> [RAW RECORDS]:
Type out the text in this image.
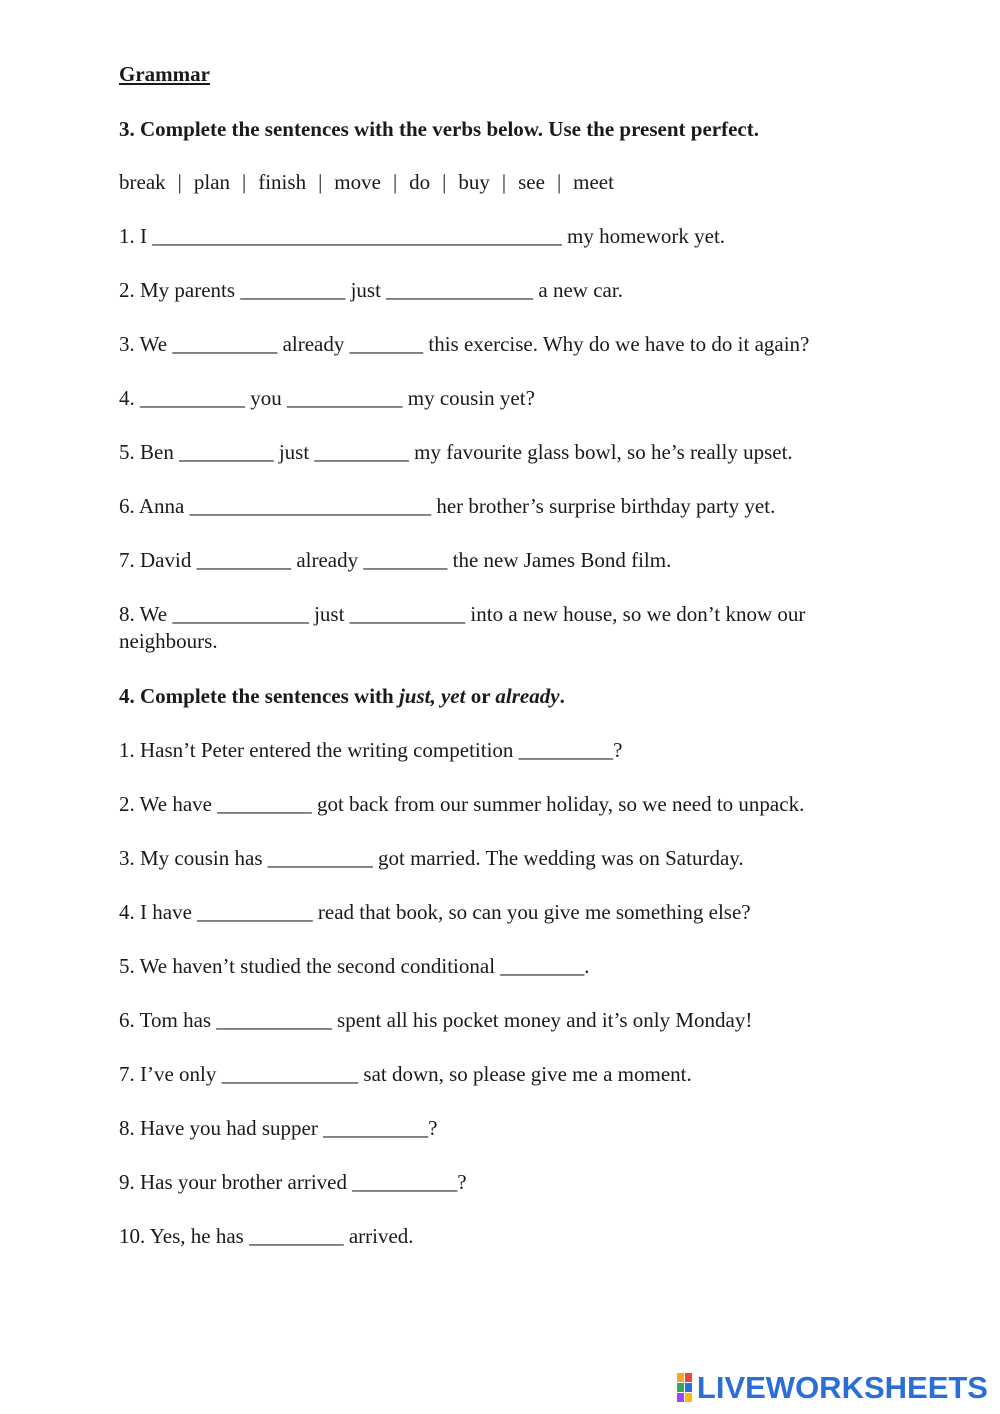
Grammar
3. Complete the sentences with the verbs below. Use the present perfect.
break | plan | finish | move | do | buy | see | meet
1. I _______________________________________ my homework yet.
2. My parents __________ just ______________ a new car.
3. We __________ already _______ this exercise. Why do we have to do it again?
4. __________ you ___________ my cousin yet?
5. Ben _________ just _________ my favourite glass bowl, so he’s really upset.
6. Anna _______________________ her brother’s surprise birthday party yet.
7. David _________ already ________ the new James Bond film.
8. We _____________ just ___________ into a new house, so we don’t know our neighbours.
4. Complete the sentences with just, yet or already.
1. Hasn’t Peter entered the writing competition _________?
2. We have _________ got back from our summer holiday, so we need to unpack.
3. My cousin has __________ got married. The wedding was on Saturday.
4. I have ___________ read that book, so can you give me something else?
5. We haven’t studied the second conditional ________.
6. Tom has ___________ spent all his pocket money and it’s only Monday!
7. I’ve only _____________ sat down, so please give me a moment.
8. Have you had supper __________?
9. Has your brother arrived __________?
10. Yes, he has _________ arrived.
LIVEWORKSHEETS
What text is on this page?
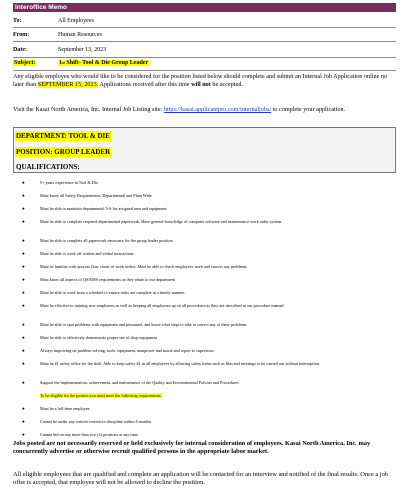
Interoffice Memo
To:	All Employees
From:	Human Resources
Date:	September 13, 2023
Subject:	1st Shift- Tool & Die Group Leader
Any eligible employee who would like to be considered for the position listed below should complete and submit an Internal Job Application online no later than SEPTEMBER 15, 2023. Applications received after this time will not be accepted.
Visit the Kasai North America, Inc. Internal Job Listing site: https://kasai.applicantpro.com/internaljobs/ to complete your application.
DEPARTMENT: TOOL & DIE
POSITION: GROUP LEADER
QUALIFICATIONS:
●	5+ years experience in Tool & Die
●	Must know all Safety Requirements, Departmental and Plant Wide
●	Must be able to maintain departmental 5-S for assigned area and equipment
●	Must be able to complete required departmental paperwork. Have general knowledge of computer software and maintenance work order system.
●	Must be able to complete all paperwork necessary for the group leader position.
●	Must be able to work off written and verbal instructions.
●	Must be familiar with process flow charts of work orders. Must be able to check employees work and correct any problems.
●	Must know all aspects of QS/EMS requirements as they relate to our department
●	Must be able to work from a schedule to ensure tasks are complete in a timely manner.
●	Must be effective in training new employees as well as keeping all employees up on all procedures as they are described in our procedure manual.
●	Must be able to spot problems with equipment and personnel, and know what steps to take to correct any of these problems
●	Must be able to effectively demonstrate proper use of shop equipment
●	Always improving on problem solving, tools, equipment, manpower and moral and report to supervisor.
●	Must be #1 safety office for the shift. Able to keep safety #1 in all employees by allowing safety items such as film and meetings to be carried out without interruption
●	Support the implementation, achievement, and maintenance of the Quality and Environmental Policies and Procedures
To be eligible for the positon you must meet the following requirements:
●	Must be a full-time employee.
●	Cannot be under any written corrective discipline within 6 months.
●	Cannot bid on any more than two (2) positions at any time.
Jobs posted are not necessarily reserved or held exclusively for internal consideration of employees. Kasai North America, Inc. may concurrently advertise or otherwise recruit qualified persons in the appropriate labor market.
All eligible employees that are qualified and complete an application will be contacted for an interview and notified of the final results. Once a job offer is accepted, that employee will not be allowed to decline the position.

> [WHAT IS ASKED]: Copy the entries exactly. Leave out the images.

> [ANSWER TO THE PROBLEM]:
Type out the text in this image.
Grammar
3. Complete the sentences with the verbs below. Use the present perfect.
break | plan | finish | move | do | buy | see | meet
1. I _______________________________________ my homework yet.
2. My parents __________ just ______________ a new car.
3. We __________ already _______ this exercise. Why do we have to do it again?
4. __________ you ___________ my cousin yet?
5. Ben _________ just _________ my favourite glass bowl, so he’s really upset.
6. Anna _______________________ her brother’s surprise birthday party yet.
7. David _________ already ________ the new James Bond film.
8. We _____________ just ___________ into a new house, so we don’t know our neighbours.
4. Complete the sentences with just, yet or already.
1. Hasn’t Peter entered the writing competition _________?
2. We have _________ got back from our summer holiday, so we need to unpack.
3. My cousin has __________ got married. The wedding was on Saturday.
4. I have ___________ read that book, so can you give me something else?
5. We haven’t studied the second conditional ________.
6. Tom has ___________ spent all his pocket money and it’s only Monday!
7. I’ve only _____________ sat down, so please give me a moment.
8. Have you had supper __________?
9. Has your brother arrived __________?
10. Yes, he has _________ arrived.
LIVEWORKSHEETS
What text is on this page?
Interoffice Memo
To:	All Employees
From:	Human Resources
Date:	September 13, 2023
Subject:	1st Shift- Tool & Die Group Leader
Any eligible employee who would like to be considered for the position listed below should complete and submit an Internal Job Application online no later than SEPTEMBER 15, 2023. Applications received after this time will not be accepted.
Visit the Kasai North America, Inc. Internal Job Listing site: https://kasai.applicantpro.com/internaljobs/ to complete your application.
DEPARTMENT: TOOL & DIE
POSITION: GROUP LEADER
QUALIFICATIONS:
●	5+ years experience in Tool & Die
●	Must know all Safety Requirements, Departmental and Plant Wide
●	Must be able to maintain departmental 5-S for assigned area and equipment
●	Must be able to complete required departmental paperwork. Have general knowledge of computer software and maintenance work order system.
●	Must be able to complete all paperwork necessary for the group leader position.
●	Must be able to work off written and verbal instructions.
●	Must be familiar with process flow charts of work orders. Must be able to check employees work and correct any problems.
●	Must know all aspects of QS/EMS requirements as they relate to our department
●	Must be able to work from a schedule to ensure tasks are complete in a timely manner.
●	Must be effective in training new employees as well as keeping all employees up on all procedures as they are described in our procedure manual.
●	Must be able to spot problems with equipment and personnel, and know what steps to take to correct any of these problems
●	Must be able to effectively demonstrate proper use of shop equipment
●	Always improving on problem solving, tools, equipment, manpower and moral and report to supervisor.
●	Must be #1 safety office for the shift. Able to keep safety #1 in all employees by allowing safety items such as film and meetings to be carried out without interruption
●	Support the implementation, achievement, and maintenance of the Quality and Environmental Policies and Procedures
To be eligible for the positon you must meet the following requirements:
●	Must be a full-time employee.
●	Cannot be under any written corrective discipline within 6 months.
●	Cannot bid on any more than two (2) positions at any time.
Jobs posted are not necessarily reserved or held exclusively for internal consideration of employees. Kasai North America, Inc. may concurrently advertise or otherwise recruit qualified persons in the appropriate labor market.
All eligible employees that are qualified and complete an application will be contacted for an interview and notified of the final results. Once a job offer is accepted, that employee will not be allowed to decline the position.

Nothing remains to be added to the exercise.